TASK REQUIREMENTS:
Take the data below and repeat it exactly.

SOURCE DATA:
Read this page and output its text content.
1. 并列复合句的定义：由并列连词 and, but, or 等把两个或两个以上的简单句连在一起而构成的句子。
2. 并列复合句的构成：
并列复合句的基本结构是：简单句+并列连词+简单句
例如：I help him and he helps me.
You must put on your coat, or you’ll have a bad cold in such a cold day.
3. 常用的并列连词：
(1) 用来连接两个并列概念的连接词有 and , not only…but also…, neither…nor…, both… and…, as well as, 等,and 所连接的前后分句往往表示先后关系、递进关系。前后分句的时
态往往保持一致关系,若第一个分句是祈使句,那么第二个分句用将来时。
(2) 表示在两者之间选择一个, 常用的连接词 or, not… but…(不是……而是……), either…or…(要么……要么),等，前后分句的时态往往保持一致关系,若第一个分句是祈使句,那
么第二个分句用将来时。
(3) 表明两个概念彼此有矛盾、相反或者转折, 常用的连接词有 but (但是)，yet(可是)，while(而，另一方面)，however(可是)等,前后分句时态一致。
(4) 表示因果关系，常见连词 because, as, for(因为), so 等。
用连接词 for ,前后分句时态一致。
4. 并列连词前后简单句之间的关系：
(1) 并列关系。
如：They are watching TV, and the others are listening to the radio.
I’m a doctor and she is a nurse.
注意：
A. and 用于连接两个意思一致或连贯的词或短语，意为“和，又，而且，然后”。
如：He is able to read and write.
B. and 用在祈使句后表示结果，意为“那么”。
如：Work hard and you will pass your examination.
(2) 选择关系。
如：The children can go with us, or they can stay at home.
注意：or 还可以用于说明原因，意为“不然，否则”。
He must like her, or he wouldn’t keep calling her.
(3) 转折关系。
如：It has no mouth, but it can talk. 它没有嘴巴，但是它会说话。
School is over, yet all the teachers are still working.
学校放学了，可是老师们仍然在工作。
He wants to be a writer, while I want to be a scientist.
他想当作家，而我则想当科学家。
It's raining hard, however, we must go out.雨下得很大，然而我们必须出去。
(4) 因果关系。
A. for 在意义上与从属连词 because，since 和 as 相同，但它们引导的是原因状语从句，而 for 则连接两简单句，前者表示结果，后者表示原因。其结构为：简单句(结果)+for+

RESPONSE:
Read this page and output its text content.
1. 并列复合句的定义：由并列连词 and, but, or 等把两个或两个以上的简单句连在一起而构成的句子。
2. 并列复合句的构成：
并列复合句的基本结构是：简单句+并列连词+简单句
例如：I help him and he helps me.
You must put on your coat, or you’ll have a bad cold in such a cold day.
3. 常用的并列连词：
(1) 用来连接两个并列概念的连接词有 and , not only…but also…, neither…nor…, both… and…, as well as, 等,and 所连接的前后分句往往表示先后关系、递进关系。前后分句的时
态往往保持一致关系,若第一个分句是祈使句,那么第二个分句用将来时。
(2) 表示在两者之间选择一个, 常用的连接词 or, not… but…(不是……而是……), either…or…(要么……要么),等，前后分句的时态往往保持一致关系,若第一个分句是祈使句,那
么第二个分句用将来时。
(3) 表明两个概念彼此有矛盾、相反或者转折, 常用的连接词有 but (但是)，yet(可是)，while(而，另一方面)，however(可是)等,前后分句时态一致。
(4) 表示因果关系，常见连词 because, as, for(因为), so 等。
用连接词 for ,前后分句时态一致。
4. 并列连词前后简单句之间的关系：
(1) 并列关系。
如：They are watching TV, and the others are listening to the radio.
I’m a doctor and she is a nurse.
注意：
A. and 用于连接两个意思一致或连贯的词或短语，意为“和，又，而且，然后”。
如：He is able to read and write.
B. and 用在祈使句后表示结果，意为“那么”。
如：Work hard and you will pass your examination.
(2) 选择关系。
如：The children can go with us, or they can stay at home.
注意：or 还可以用于说明原因，意为“不然，否则”。
He must like her, or he wouldn’t keep calling her.
(3) 转折关系。
如：It has no mouth, but it can talk. 它没有嘴巴，但是它会说话。
School is over, yet all the teachers are still working.
学校放学了，可是老师们仍然在工作。
He wants to be a writer, while I want to be a scientist.
他想当作家，而我则想当科学家。
It's raining hard, however, we must go out.雨下得很大，然而我们必须出去。
(4) 因果关系。
A. for 在意义上与从属连词 because，since 和 as 相同，但它们引导的是原因状语从句，而 for 则连接两简单句，前者表示结果，后者表示原因。其结构为：简单句(结果)+for+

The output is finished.